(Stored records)
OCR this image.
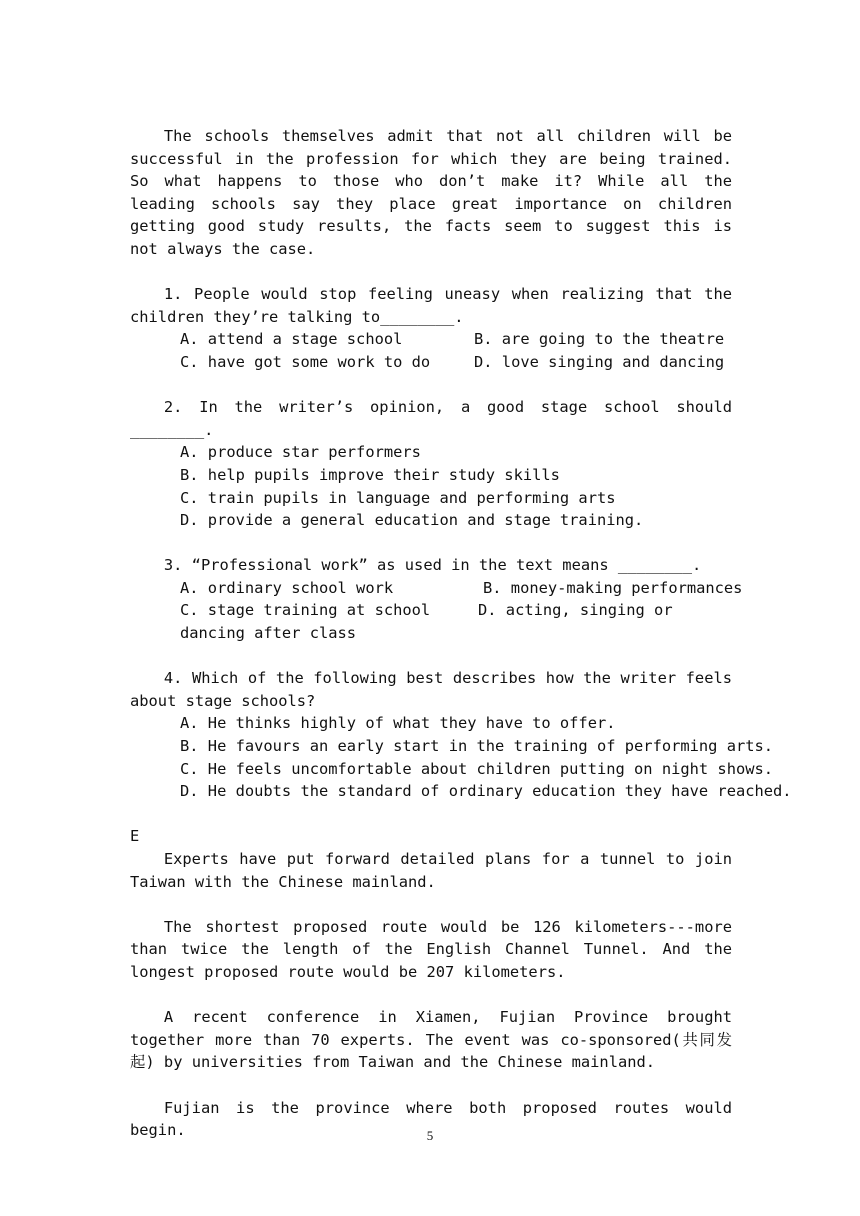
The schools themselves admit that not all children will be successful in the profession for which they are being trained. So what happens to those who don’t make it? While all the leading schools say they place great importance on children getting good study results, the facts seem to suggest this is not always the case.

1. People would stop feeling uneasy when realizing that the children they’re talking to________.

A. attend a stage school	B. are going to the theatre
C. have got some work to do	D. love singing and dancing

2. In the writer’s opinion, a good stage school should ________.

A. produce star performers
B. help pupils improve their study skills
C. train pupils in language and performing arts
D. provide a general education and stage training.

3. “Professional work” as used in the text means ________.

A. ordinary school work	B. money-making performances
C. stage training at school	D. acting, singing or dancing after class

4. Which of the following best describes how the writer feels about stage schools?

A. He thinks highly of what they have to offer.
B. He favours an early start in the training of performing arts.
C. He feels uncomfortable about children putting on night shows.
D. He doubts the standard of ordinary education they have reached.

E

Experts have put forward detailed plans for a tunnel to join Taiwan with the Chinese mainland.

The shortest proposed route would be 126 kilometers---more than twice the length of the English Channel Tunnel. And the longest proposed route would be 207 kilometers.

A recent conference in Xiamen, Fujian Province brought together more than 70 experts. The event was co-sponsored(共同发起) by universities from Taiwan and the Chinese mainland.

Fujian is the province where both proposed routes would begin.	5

EXERCISE DETAILS: Omit the pictures. Transcribe every record exactly.

REPLY TO THE EXERCISE:
OCR this image.
The schools themselves admit that not all children will be successful in the profession for which they are being trained. So what happens to those who don’t make it? While all the leading schools say they place great importance on children getting good study results, the facts seem to suggest this is not always the case.

1. People would stop feeling uneasy when realizing that the children they’re talking to________.

A. attend a stage school	B. are going to the theatre
C. have got some work to do	D. love singing and dancing

2. In the writer’s opinion, a good stage school should ________.

A. produce star performers
B. help pupils improve their study skills
C. train pupils in language and performing arts
D. provide a general education and stage training.

3. “Professional work” as used in the text means ________.

A. ordinary school work	B. money-making performances
C. stage training at school	D. acting, singing or dancing after class

4. Which of the following best describes how the writer feels about stage schools?

A. He thinks highly of what they have to offer.
B. He favours an early start in the training of performing arts.
C. He feels uncomfortable about children putting on night shows.
D. He doubts the standard of ordinary education they have reached.

E

Experts have put forward detailed plans for a tunnel to join Taiwan with the Chinese mainland.

The shortest proposed route would be 126 kilometers---more than twice the length of the English Channel Tunnel. And the longest proposed route would be 207 kilometers.

A recent conference in Xiamen, Fujian Province brought together more than 70 experts. The event was co-sponsored(共同发起) by universities from Taiwan and the Chinese mainland.

Fujian is the province where both proposed routes would begin.	5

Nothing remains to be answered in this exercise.